■ **Written request**: Extract each line of the material that follows exactly and omit its pictures.

■ **Material for the task**:
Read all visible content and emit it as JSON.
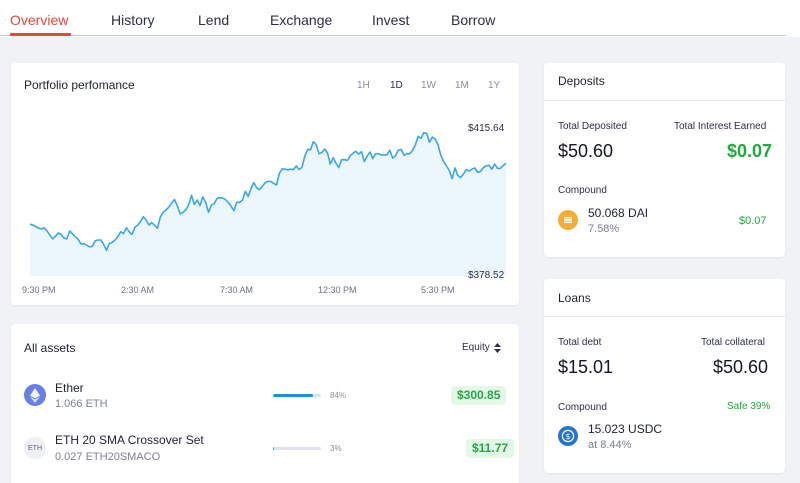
{
  "nav": {
    "tabs": [
      "Overview",
      "History",
      "Lend",
      "Exchange",
      "Invest",
      "Borrow"
    ],
    "active": "Overview"
  },
  "portfolio": {
    "title": "Portfolio perfomance",
    "ranges": [
      "1H",
      "1D",
      "1W",
      "1M",
      "1Y"
    ],
    "active_range": "1D",
    "high_label": "$415.64",
    "low_label": "$378.52",
    "x_ticks": [
      "9:30 PM",
      "2:30 AM",
      "7:30 AM",
      "12:30 PM",
      "5:30 PM"
    ],
    "chart_data": {
      "type": "area",
      "xlabel": "",
      "ylabel": "",
      "ymin": 378.52,
      "ymax": 415.64,
      "series": [
        {
          "values": [
            391.6,
            391.4,
            391.0,
            390.6,
            390.4,
            390.7,
            389.9,
            388.9,
            387.9,
            388.6,
            389.4,
            389.0,
            388.1,
            387.9,
            389.9,
            389.2,
            388.4,
            387.8,
            386.6,
            386.7,
            386.3,
            385.9,
            386.0,
            387.4,
            387.6,
            387.6,
            386.5,
            385.0,
            386.7,
            387.0,
            387.6,
            388.4,
            389.7,
            389.2,
            390.7,
            389.7,
            389.0,
            390.8,
            391.4,
            392.2,
            393.5,
            392.6,
            391.4,
            392.0,
            391.3,
            390.6,
            393.4,
            394.6,
            395.2,
            395.9,
            397.0,
            397.8,
            396.3,
            394.2,
            394.6,
            395.2,
            396.5,
            398.9,
            396.6,
            397.7,
            396.3,
            398.5,
            397.1,
            394.6,
            396.4,
            396.8,
            398.1,
            398.3,
            398.2,
            397.8,
            397.1,
            396.1,
            395.0,
            397.2,
            397.1,
            397.7,
            399.9,
            398.6,
            400.6,
            402.1,
            400.8,
            400.3,
            401.2,
            402.1,
            402.4,
            402.4,
            401.9,
            401.5,
            404.4,
            405.6,
            405.5,
            405.3,
            405.5,
            405.4,
            406.3,
            405.4,
            406.0,
            408.8,
            410.5,
            410.4,
            412.4,
            411.7,
            409.4,
            409.7,
            410.6,
            409.6,
            406.8,
            408.4,
            407.0,
            405.9,
            407.9,
            407.9,
            407.7,
            408.9,
            409.5,
            410.0,
            409.3,
            409.9,
            407.4,
            408.8,
            409.8,
            408.2,
            409.4,
            409.4,
            409.1,
            409.1,
            409.1,
            410.3,
            408.3,
            408.9,
            410.3,
            410.5,
            409.0,
            409.4,
            409.4,
            410.2,
            411.6,
            413.8,
            413.3,
            414.7,
            414.5,
            412.3,
            413.6,
            413.1,
            411.7,
            409.0,
            407.4,
            406.3,
            405.2,
            403.1,
            405.8,
            403.9,
            403.4,
            404.3,
            405.4,
            405.0,
            405.5,
            405.8,
            404.7,
            404.9,
            405.9,
            406.3,
            406.5,
            405.5,
            406.8,
            405.7,
            405.7,
            406.4,
            407.0
          ],
          "color": "#3ba6ea"
        }
      ]
    }
  },
  "assets": {
    "title": "All assets",
    "sort_label": "Equity",
    "rows": [
      {
        "name": "Ether",
        "amount": "1.066 ETH",
        "pct_label": "84%",
        "pct": 84,
        "value": "$300.85"
      },
      {
        "name": "ETH 20 SMA Crossover Set",
        "amount": "0.027 ETH20SMACO",
        "pct_label": "3%",
        "pct": 3,
        "value": "$11.77",
        "icon_text": "ETH"
      }
    ]
  },
  "deposits": {
    "title": "Deposits",
    "total_label": "Total Deposited",
    "total_value": "$50.60",
    "interest_label": "Total Interest Earned",
    "interest_value": "$0.07",
    "protocol": "Compound",
    "token_amount": "50.068 DAI",
    "token_rate": "7.58%",
    "token_interest": "$0.07"
  },
  "loans": {
    "title": "Loans",
    "debt_label": "Total debt",
    "debt_value": "$15.01",
    "collateral_label": "Total collateral",
    "collateral_value": "$50.60",
    "protocol": "Compound",
    "status": "Safe 39%",
    "token_amount": "15.023 USDC",
    "token_rate": "at 8.44%"
  }
}
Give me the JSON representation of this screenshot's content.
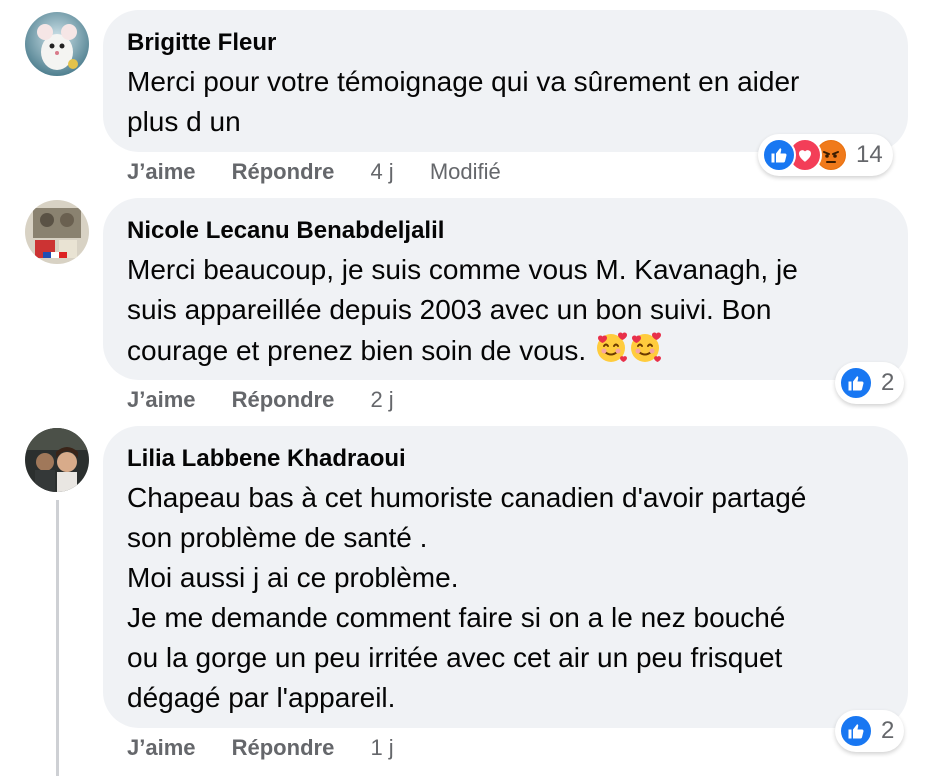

■ **Response to this task**:
Read all visible content and emit it as JSON.
{
  "nav": {
    "tabs": [
      "Overview",
      "History",
      "Lend",
      "Exchange",
      "Invest",
      "Borrow"
    ],
    "active": "Overview"
  },
  "portfolio": {
    "title": "Portfolio perfomance",
    "ranges": [
      "1H",
      "1D",
      "1W",
      "1M",
      "1Y"
    ],
    "active_range": "1D",
    "high_label": "$415.64",
    "low_label": "$378.52",
    "x_ticks": [
      "9:30 PM",
      "2:30 AM",
      "7:30 AM",
      "12:30 PM",
      "5:30 PM"
    ],
    "chart_data": {
      "type": "area",
      "xlabel": "",
      "ylabel": "",
      "ymin": 378.52,
      "ymax": 415.64,
      "series": [
        {
          "values": [
            391.6,
            391.4,
            391.0,
            390.6,
            390.4,
            390.7,
            389.9,
            388.9,
            387.9,
            388.6,
            389.4,
            389.0,
            388.1,
            387.9,
            389.9,
            389.2,
            388.4,
            387.8,
            386.6,
            386.7,
            386.3,
            385.9,
            386.0,
            387.4,
            387.6,
            387.6,
            386.5,
            385.0,
            386.7,
            387.0,
            387.6,
            388.4,
            389.7,
            389.2,
            390.7,
            389.7,
            389.0,
            390.8,
            391.4,
            392.2,
            393.5,
            392.6,
            391.4,
            392.0,
            391.3,
            390.6,
            393.4,
            394.6,
            395.2,
            395.9,
            397.0,
            397.8,
            396.3,
            394.2,
            394.6,
            395.2,
            396.5,
            398.9,
            396.6,
            397.7,
            396.3,
            398.5,
            397.1,
            394.6,
            396.4,
            396.8,
            398.1,
            398.3,
            398.2,
            397.8,
            397.1,
            396.1,
            395.0,
            397.2,
            397.1,
            397.7,
            399.9,
            398.6,
            400.6,
            402.1,
            400.8,
            400.3,
            401.2,
            402.1,
            402.4,
            402.4,
            401.9,
            401.5,
            404.4,
            405.6,
            405.5,
            405.3,
            405.5,
            405.4,
            406.3,
            405.4,
            406.0,
            408.8,
            410.5,
            410.4,
            412.4,
            411.7,
            409.4,
            409.7,
            410.6,
            409.6,
            406.8,
            408.4,
            407.0,
            405.9,
            407.9,
            407.9,
            407.7,
            408.9,
            409.5,
            410.0,
            409.3,
            409.9,
            407.4,
            408.8,
            409.8,
            408.2,
            409.4,
            409.4,
            409.1,
            409.1,
            409.1,
            410.3,
            408.3,
            408.9,
            410.3,
            410.5,
            409.0,
            409.4,
            409.4,
            410.2,
            411.6,
            413.8,
            413.3,
            414.7,
            414.5,
            412.3,
            413.6,
            413.1,
            411.7,
            409.0,
            407.4,
            406.3,
            405.2,
            403.1,
            405.8,
            403.9,
            403.4,
            404.3,
            405.4,
            405.0,
            405.5,
            405.8,
            404.7,
            404.9,
            405.9,
            406.3,
            406.5,
            405.5,
            406.8,
            405.7,
            405.7,
            406.4,
            407.0
          ],
          "color": "#3ba6ea"
        }
      ]
    }
  },
  "assets": {
    "title": "All assets",
    "sort_label": "Equity",
    "rows": [
      {
        "name": "Ether",
        "amount": "1.066 ETH",
        "pct_label": "84%",
        "pct": 84,
        "value": "$300.85"
      },
      {
        "name": "ETH 20 SMA Crossover Set",
        "amount": "0.027 ETH20SMACO",
        "pct_label": "3%",
        "pct": 3,
        "value": "$11.77",
        "icon_text": "ETH"
      }
    ]
  },
  "deposits": {
    "title": "Deposits",
    "total_label": "Total Deposited",
    "total_value": "$50.60",
    "interest_label": "Total Interest Earned",
    "interest_value": "$0.07",
    "protocol": "Compound",
    "token_amount": "50.068 DAI",
    "token_rate": "7.58%",
    "token_interest": "$0.07"
  },
  "loans": {
    "title": "Loans",
    "debt_label": "Total debt",
    "debt_value": "$15.01",
    "collateral_label": "Total collateral",
    "collateral_value": "$50.60",
    "protocol": "Compound",
    "status": "Safe 39%",
    "token_amount": "15.023 USDC",
    "token_rate": "at 8.44%"
  }
}
Give me the JSON representation of this screenshot's content.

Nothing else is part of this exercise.